• Text for analysis:
····················
Everybody wants to do a better job coordinating care for the frail elderly and younger adults with disabilities who have extensive medical and personal care needs. But just how to do it is becoming increasingly controversial—especially on Capitol Hill.

The current flashpoint is an aggressive new Obama Administration initiative aimed at improving care and cutting costs for those who are very poor and very sick. There are 9 million of these so-called dual eligibles receiving benefits through both Medicare and Medicaid.

Now, some Democrats are worried that states are moving too fast, some independent analysts fear the initiatives are too big, and some insurers fear the program is too narrow.  But despite all the concerns, Melanie Bella, the Obama Administration official in charge of these programs, told the Senate Aging Committee today that they will move forward.

Their most surprising critic may be Senator Jay Rockefeller (D-W. Va), who authored the initiative in the 2010 Affordable Care Act. Now, fearing it would result in lower quality care for this vulnerable population, he’s asked the Department of Health and Human Services to shut down the program until it can be redesigned. A major concern: a provision that would allow states to automatically enroll duals into managed care plans

Oddly, the managed care program was backed at today’s aging committee hearing by the panel’s ranking Republican, Senator Bob Corker (R-TN). In a rare example of a Republican saying something nice about the ACA, Corker pronounced himself “pleasantly surprised” by the way Bella is handling  the new program for the duals.     

The 2010 health reform law made it possible for the Administration to push several key changes in what has, until now, been a poorly designed care system. Currently, Medicare pays for most medical care for this population while Medicaid pays for personal care, or long-term supports and services.

Because the federal government pays for all of Medicare, while states and the feds share the cost of Medicaid, the system discourages the two from cooperating. For instance, if a Medicaid care manager helps keep a patient healthy and out of the hospital, all the savings go to Medicare while the state pays the care manager’s salary.  

To address this and other problems, the ACA gave the Centers for Medicare and Medicaid Services the authority to set up a new office to coordinate regulations, improve data, and set up demonstration projects to learn how to better manage the care of the dual eligibles.

States, desperate for cost savings, have scrambled to propose demonstrations.  Twenty-six have asked CMS to approve major new managed care programs that would cover as many as 3 milllion–or one-third– of the duals. That would make this the largest Medicare demonstration in history.

My Urban Institute colleague Bob Berenson told the aging panel that these experiments would be far too big, with many aimed at covering all of the duals in a particular state.  This, he fears, would make the programs “too big to fail” even if they did not succeed in improving patient care and saving money.  His other worry: Medicaid managed care companies have little experience in caring for dual eligibles, many of whom have very complicated medical conditions.

Bella said CMS has not approved any demonstrations yet, would probably limit them to about 2 million beneficiaries, and establish national quality standards against which to measure their success. But one thing is clear: the idea of coordinating care for those who need both medical care and long-term care is on its way to becoming an important trend.
····················
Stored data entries
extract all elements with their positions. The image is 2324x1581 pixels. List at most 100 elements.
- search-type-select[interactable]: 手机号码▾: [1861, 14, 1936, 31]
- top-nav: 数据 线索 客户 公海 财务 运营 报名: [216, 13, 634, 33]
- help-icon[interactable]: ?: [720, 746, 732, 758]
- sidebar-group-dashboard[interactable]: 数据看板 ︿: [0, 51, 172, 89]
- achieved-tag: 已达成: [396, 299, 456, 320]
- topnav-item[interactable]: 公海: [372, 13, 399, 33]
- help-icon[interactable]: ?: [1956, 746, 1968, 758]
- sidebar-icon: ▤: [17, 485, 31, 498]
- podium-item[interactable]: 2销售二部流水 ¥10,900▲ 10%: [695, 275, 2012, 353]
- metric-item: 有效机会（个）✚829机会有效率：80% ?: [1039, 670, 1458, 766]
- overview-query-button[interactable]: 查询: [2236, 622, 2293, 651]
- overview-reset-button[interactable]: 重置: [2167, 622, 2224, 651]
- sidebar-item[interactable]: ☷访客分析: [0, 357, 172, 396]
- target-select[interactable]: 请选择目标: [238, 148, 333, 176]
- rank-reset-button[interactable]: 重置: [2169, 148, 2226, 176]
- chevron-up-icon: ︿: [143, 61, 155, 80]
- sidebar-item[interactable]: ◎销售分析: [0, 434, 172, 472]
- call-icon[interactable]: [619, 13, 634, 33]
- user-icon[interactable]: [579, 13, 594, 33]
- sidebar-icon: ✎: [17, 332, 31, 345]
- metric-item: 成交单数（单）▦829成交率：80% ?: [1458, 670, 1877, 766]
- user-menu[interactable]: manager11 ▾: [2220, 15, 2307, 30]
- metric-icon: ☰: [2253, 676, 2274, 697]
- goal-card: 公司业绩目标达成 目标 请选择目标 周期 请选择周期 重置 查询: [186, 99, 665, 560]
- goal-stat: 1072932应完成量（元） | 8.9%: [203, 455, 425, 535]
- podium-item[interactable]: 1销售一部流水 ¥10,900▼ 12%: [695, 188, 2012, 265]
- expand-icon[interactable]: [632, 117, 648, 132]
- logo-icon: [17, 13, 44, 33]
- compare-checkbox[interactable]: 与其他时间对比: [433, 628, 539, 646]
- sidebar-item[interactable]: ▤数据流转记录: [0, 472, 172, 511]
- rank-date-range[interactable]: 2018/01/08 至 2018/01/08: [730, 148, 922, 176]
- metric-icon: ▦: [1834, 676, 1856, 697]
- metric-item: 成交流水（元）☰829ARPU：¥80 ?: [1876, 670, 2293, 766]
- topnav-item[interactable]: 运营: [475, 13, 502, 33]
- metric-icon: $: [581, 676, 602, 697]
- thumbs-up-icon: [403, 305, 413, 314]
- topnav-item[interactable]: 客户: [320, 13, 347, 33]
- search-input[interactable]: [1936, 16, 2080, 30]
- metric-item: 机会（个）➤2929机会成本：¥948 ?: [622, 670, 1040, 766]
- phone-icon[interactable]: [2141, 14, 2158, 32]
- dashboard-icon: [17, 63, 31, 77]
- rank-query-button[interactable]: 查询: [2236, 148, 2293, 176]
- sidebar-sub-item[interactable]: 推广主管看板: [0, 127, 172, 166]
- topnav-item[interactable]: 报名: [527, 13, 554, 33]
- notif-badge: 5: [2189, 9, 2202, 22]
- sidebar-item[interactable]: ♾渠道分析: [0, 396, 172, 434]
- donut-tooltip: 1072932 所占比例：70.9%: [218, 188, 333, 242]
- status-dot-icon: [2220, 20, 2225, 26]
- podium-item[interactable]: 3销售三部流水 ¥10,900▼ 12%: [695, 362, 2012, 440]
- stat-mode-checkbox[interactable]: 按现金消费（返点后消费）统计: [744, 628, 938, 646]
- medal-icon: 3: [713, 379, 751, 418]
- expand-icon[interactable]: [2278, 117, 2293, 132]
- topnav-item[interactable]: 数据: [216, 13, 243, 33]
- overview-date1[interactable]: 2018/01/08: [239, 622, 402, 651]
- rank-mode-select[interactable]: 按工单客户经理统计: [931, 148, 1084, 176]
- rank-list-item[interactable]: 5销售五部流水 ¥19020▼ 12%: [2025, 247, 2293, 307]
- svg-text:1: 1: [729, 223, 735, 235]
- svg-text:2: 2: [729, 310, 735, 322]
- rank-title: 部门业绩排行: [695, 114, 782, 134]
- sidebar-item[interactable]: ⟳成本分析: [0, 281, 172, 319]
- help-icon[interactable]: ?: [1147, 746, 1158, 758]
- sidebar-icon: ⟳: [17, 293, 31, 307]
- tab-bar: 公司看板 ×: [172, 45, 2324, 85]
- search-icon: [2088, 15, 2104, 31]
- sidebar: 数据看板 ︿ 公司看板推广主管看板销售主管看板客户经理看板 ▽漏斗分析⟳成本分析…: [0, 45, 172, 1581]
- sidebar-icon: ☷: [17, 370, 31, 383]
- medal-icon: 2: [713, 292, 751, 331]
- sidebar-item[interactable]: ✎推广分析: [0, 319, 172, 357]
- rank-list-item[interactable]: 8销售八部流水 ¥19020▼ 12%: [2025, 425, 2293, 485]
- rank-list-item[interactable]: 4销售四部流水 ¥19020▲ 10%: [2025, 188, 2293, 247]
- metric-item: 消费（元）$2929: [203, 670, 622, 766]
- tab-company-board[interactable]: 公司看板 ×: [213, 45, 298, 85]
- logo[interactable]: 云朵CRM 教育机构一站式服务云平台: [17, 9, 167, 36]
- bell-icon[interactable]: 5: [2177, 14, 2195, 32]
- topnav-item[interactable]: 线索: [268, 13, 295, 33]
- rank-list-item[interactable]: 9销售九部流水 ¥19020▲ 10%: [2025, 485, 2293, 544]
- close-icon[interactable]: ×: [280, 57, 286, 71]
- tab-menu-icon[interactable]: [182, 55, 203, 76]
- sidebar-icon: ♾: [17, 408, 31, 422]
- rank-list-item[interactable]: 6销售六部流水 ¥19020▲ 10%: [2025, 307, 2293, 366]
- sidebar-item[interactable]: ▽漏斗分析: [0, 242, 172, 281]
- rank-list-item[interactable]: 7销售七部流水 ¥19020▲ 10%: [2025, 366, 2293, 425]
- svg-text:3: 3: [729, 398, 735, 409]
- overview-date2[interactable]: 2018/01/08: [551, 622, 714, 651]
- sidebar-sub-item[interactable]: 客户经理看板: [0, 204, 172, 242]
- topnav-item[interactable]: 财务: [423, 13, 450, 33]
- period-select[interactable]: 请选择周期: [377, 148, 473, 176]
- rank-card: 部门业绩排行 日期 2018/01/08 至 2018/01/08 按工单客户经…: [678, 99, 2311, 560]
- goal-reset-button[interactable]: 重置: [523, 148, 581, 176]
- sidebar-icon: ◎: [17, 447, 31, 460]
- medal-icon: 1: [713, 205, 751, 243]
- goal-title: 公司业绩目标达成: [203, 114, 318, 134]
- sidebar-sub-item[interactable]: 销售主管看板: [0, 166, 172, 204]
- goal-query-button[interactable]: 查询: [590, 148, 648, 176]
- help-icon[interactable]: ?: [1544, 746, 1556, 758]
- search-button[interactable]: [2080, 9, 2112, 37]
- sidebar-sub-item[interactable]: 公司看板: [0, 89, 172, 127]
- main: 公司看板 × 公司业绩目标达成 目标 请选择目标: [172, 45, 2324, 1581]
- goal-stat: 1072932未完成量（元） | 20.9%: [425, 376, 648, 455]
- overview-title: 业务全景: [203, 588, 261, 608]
····················
• Your assignment:
For each statement below, state whether it agrees with the article on coordinating care for dual eligibles. Answer yes or no, and quote the words of the article that decide it.
1. Senator Jay Rockefeller authored the initiative in the 2010 Affordable Care Act.
2. CMS has already approved several of the states' demonstrations.
3. Medicaid pays for most medical care for the dual eligibles.

• Written response:
1. Yes: "who authored the initiative in the 2010 Affordable Care Act"
2. No: "Bella said CMS has not approved any demonstrations yet"
3. No: "Medicare pays for most medical care for this population while Medicaid pays for personal care, or long-term supports and services"